■ Compito assegnato 1 ■
Trascrivi fedelmente il tratto del brano sul gazebo di Legambiente che va da "Ascoltare il sanguigno" fino a "principe del foro.".

■ Brano di partenza ■
________________________

Il perchè di un gazebo
Trascorrere il tempo presidiando un gazebo, nel nostro caso di Legambiente, dietro un tavolino traballante cosparso di: fogli, locandine, adesivi e manifesti; come neanche si fosse la sentinella in attesa di un celebre romanzo di Buzzati, è normalmente ciò che ormai intendiamo oggi come: attivismo ambientale ‘obsoleto'.
Abituati ormai al diluvio di post e di informazione riversata sui blog, assuefatti a voyeuristiche condivisioni sui social-networks o all'egocentrico “twitterio” degli smartphones, non apprezziamo più il gusto antico e retrò di una banale condivisione di idee all’aperto ovvero nelle piazze e sulle nostre quotidiane strade.
Ascoltare il sanguigno reclamo della massaia di ritorno dal mercato (contemporaneamente impegnata a trattenere nelle sporte i cavolfiori pronti a rotolare sull’asfalto) o i ricordi del “come si stava allora” del vecchietto con l’alitosi alcolica appena uscito dal bar, assume il medesimo valore di accoglimento, del problema scientifico/tecnico posto dal brillante laureato con l’eloquenza degna di un principe del foro.

________________________

[Dati memorizzati]
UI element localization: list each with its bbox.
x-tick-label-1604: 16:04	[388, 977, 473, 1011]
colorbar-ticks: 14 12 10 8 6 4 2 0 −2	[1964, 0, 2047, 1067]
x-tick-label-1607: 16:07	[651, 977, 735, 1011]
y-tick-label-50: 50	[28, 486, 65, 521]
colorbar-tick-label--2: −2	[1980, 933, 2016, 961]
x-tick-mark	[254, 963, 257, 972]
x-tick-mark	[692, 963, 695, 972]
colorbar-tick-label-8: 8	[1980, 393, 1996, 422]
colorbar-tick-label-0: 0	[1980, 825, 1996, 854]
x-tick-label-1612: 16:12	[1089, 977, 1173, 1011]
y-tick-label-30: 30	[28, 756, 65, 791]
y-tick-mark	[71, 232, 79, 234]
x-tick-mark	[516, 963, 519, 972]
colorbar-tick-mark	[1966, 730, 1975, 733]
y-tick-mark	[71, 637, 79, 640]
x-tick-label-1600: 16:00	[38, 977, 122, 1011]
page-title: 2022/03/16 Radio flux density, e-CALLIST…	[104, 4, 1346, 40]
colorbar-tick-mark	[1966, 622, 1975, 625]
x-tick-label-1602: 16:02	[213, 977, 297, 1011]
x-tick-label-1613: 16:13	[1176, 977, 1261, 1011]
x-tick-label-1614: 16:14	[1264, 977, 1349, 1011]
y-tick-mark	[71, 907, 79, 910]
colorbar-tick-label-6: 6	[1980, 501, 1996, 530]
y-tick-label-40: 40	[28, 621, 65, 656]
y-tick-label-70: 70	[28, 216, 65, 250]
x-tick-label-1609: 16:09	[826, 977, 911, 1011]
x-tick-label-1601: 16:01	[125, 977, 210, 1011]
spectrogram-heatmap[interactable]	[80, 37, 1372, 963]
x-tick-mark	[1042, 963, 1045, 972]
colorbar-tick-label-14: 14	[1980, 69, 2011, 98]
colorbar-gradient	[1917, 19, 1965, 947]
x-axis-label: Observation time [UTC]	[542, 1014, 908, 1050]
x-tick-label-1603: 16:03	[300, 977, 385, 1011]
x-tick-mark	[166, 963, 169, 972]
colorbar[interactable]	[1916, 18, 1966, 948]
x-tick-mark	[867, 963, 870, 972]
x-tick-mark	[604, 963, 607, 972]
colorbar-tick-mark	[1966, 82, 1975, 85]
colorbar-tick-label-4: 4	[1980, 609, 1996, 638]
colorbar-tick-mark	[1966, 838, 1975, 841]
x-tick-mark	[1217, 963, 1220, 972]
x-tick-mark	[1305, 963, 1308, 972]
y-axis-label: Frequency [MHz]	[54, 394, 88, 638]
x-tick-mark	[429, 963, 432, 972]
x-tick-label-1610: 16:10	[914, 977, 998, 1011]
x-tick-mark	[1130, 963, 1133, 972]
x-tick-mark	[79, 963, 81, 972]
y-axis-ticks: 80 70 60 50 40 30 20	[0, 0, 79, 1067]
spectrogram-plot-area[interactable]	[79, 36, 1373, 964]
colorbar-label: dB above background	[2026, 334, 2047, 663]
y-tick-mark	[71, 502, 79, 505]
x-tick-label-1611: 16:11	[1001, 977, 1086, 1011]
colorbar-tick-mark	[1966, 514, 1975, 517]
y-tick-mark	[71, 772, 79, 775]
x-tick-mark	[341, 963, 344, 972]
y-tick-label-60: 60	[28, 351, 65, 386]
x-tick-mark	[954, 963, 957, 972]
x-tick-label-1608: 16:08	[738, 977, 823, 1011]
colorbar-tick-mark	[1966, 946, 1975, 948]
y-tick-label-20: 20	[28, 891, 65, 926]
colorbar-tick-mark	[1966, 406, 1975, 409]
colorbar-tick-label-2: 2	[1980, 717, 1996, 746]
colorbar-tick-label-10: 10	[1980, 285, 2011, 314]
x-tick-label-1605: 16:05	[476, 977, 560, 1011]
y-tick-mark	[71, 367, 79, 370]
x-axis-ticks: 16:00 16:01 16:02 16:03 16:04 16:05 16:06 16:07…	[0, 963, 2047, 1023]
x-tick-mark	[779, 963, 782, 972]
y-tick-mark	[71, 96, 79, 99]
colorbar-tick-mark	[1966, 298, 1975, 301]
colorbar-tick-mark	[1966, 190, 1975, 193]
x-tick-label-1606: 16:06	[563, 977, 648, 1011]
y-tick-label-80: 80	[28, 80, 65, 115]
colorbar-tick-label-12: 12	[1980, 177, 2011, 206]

________________________

■ Compito assegnato 2 ■
Aggiorna le righe dei dati memorizzati dall'inizio fino a quella che contiene "69, 2011, 98]", comprese entrambe, sostituendo "x-tick-mark" con "x-axis-tick" e lasciando invariato tutto il resto. Riporta solo queste righe.

■ Risposta completa 1 ■
Ascoltare il sanguigno reclamo della massaia di ritorno dal mercato (contemporaneamente impegnata a trattenere nelle sporte i cavolfiori pronti a rotolare sull’asfalto) o i ricordi del “come si stava allora” del vecchietto con l’alitosi alcolica appena uscito dal bar, assume il medesimo valore di accoglimento, del problema scientifico/tecnico posto dal brillante laureato con l’eloquenza degna di un principe del foro.

■ Risposta completa 2 ■
UI element localization: list each with its bbox.
x-tick-label-1604: 16:04	[388, 977, 473, 1011]
colorbar-ticks: 14 12 10 8 6 4 2 0 −2	[1964, 0, 2047, 1067]
x-tick-label-1607: 16:07	[651, 977, 735, 1011]
y-tick-label-50: 50	[28, 486, 65, 521]
colorbar-tick-label--2: −2	[1980, 933, 2016, 961]
x-axis-tick	[254, 963, 257, 972]
x-axis-tick	[692, 963, 695, 972]
colorbar-tick-label-8: 8	[1980, 393, 1996, 422]
colorbar-tick-label-0: 0	[1980, 825, 1996, 854]
x-tick-label-1612: 16:12	[1089, 977, 1173, 1011]
y-tick-label-30: 30	[28, 756, 65, 791]
y-tick-mark	[71, 232, 79, 234]
x-axis-tick	[516, 963, 519, 972]
colorbar-tick-mark	[1966, 730, 1975, 733]
y-tick-mark	[71, 637, 79, 640]
x-tick-label-1600: 16:00	[38, 977, 122, 1011]
page-title: 2022/03/16 Radio flux density, e-CALLIST…	[104, 4, 1346, 40]
colorbar-tick-mark	[1966, 622, 1975, 625]
x-tick-label-1602: 16:02	[213, 977, 297, 1011]
x-tick-label-1613: 16:13	[1176, 977, 1261, 1011]
x-tick-label-1614: 16:14	[1264, 977, 1349, 1011]
y-tick-mark	[71, 907, 79, 910]
colorbar-tick-label-6: 6	[1980, 501, 1996, 530]
y-tick-label-40: 40	[28, 621, 65, 656]
y-tick-label-70: 70	[28, 216, 65, 250]
x-tick-label-1609: 16:09	[826, 977, 911, 1011]
x-tick-label-1601: 16:01	[125, 977, 210, 1011]
spectrogram-heatmap[interactable]	[80, 37, 1372, 963]
x-axis-tick	[1042, 963, 1045, 972]
colorbar-tick-label-14: 14	[1980, 69, 2011, 98]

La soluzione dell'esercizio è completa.